**** THE INPUT ****
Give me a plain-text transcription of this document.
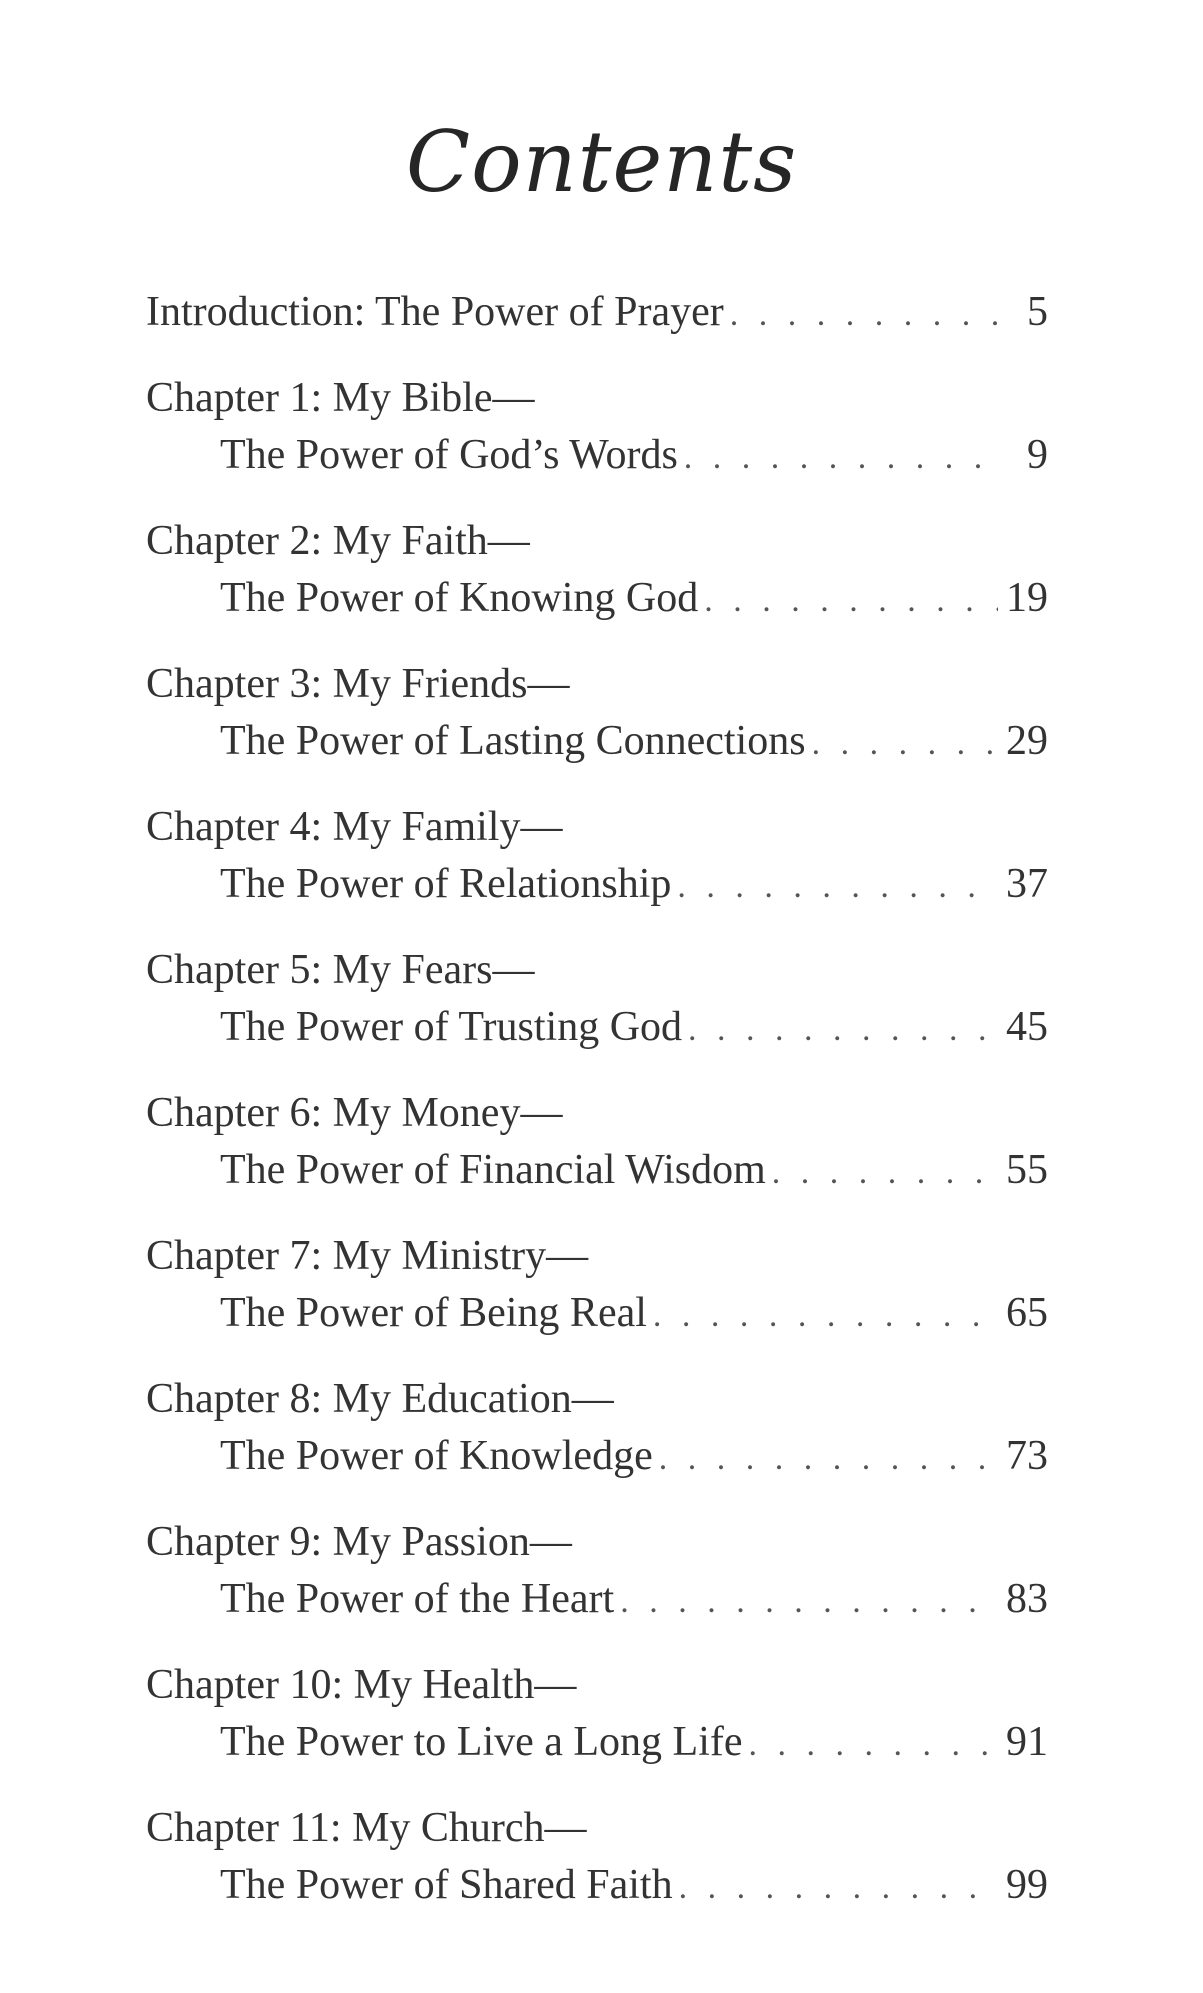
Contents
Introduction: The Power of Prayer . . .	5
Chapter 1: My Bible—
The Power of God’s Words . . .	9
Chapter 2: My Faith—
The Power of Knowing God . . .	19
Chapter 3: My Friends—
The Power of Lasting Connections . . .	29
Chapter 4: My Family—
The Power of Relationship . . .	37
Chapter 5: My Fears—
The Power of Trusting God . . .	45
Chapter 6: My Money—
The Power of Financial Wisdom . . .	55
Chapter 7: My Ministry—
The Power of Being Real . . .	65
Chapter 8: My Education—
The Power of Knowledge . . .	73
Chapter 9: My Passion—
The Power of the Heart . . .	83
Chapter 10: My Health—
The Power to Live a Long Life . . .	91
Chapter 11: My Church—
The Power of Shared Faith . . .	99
****
◆ WHAT IS REQUIRED ◆
Return from the data every line that holds "Power".

◆ TASK RESULT ◆
Introduction: The Power of Prayer . . .	5
The Power of God’s Words . . .	9
The Power of Knowing God . . .	19
The Power of Lasting Connections . . .	29
The Power of Relationship . . .	37
The Power of Trusting God . . .	45
The Power of Financial Wisdom . . .	55
The Power of Being Real . . .	65
The Power of Knowledge . . .	73
The Power of the Heart . . .	83
The Power to Live a Long Life . . .	91
The Power of Shared Faith . . .	99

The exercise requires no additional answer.